:: RECORDS PROVIDED ::
══════════

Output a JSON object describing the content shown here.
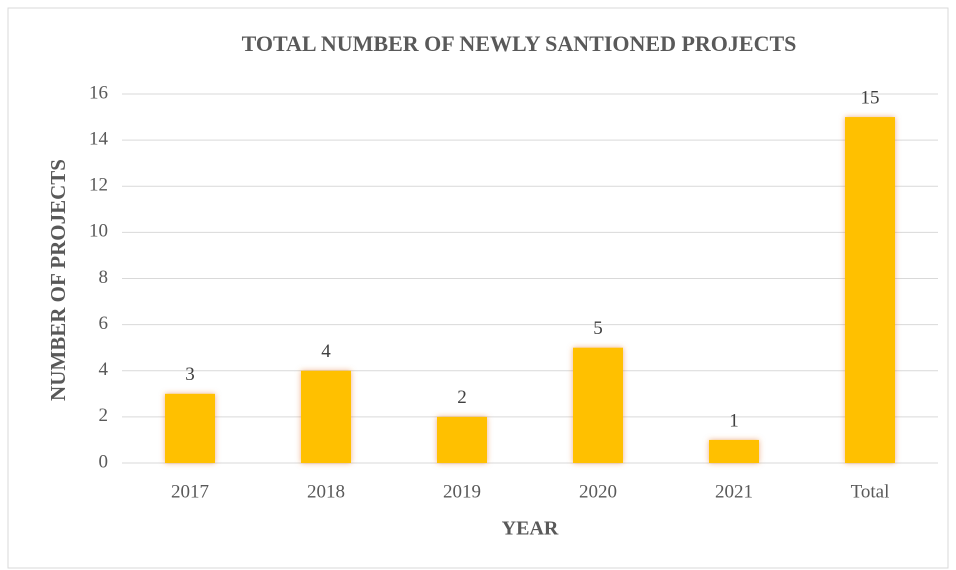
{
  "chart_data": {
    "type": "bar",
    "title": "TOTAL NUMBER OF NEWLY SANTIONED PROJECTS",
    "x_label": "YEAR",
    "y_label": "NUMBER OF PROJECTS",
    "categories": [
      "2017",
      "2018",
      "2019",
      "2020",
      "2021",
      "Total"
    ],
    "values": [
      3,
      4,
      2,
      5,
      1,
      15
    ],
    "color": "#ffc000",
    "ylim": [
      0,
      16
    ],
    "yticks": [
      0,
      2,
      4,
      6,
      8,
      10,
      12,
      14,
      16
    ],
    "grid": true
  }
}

══════════

Tally up the lines in the records containing the word "NUMBER", then give the count and nothing else.

2